▸ **Challenge**: Each record below should appear again exactly as written.
Begin Items
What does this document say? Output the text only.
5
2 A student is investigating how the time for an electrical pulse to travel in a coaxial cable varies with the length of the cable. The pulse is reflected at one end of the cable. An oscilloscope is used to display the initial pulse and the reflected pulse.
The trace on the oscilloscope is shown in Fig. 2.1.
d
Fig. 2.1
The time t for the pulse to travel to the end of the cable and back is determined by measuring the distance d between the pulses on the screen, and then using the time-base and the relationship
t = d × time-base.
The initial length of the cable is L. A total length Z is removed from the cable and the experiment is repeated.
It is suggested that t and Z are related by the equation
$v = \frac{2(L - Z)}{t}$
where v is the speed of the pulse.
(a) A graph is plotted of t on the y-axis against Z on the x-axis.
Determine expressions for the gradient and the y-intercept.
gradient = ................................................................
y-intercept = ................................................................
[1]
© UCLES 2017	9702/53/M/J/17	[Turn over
End Items
▸ **Written answer**:
What does this document say? Output the text only.
5
2 A student is investigating how the time for an electrical pulse to travel in a coaxial cable varies with the length of the cable. The pulse is reflected at one end of the cable. An oscilloscope is used to display the initial pulse and the reflected pulse.
The trace on the oscilloscope is shown in Fig. 2.1.
d
Fig. 2.1
The time t for the pulse to travel to the end of the cable and back is determined by measuring the distance d between the pulses on the screen, and then using the time-base and the relationship
t = d × time-base.
The initial length of the cable is L. A total length Z is removed from the cable and the experiment is repeated.
It is suggested that t and Z are related by the equation
$v = \frac{2(L - Z)}{t}$
where v is the speed of the pulse.
(a) A graph is plotted of t on the y-axis against Z on the x-axis.
Determine expressions for the gradient and the y-intercept.
gradient = ................................................................
y-intercept = ................................................................
[1]
© UCLES 2017	9702/53/M/J/17	[Turn over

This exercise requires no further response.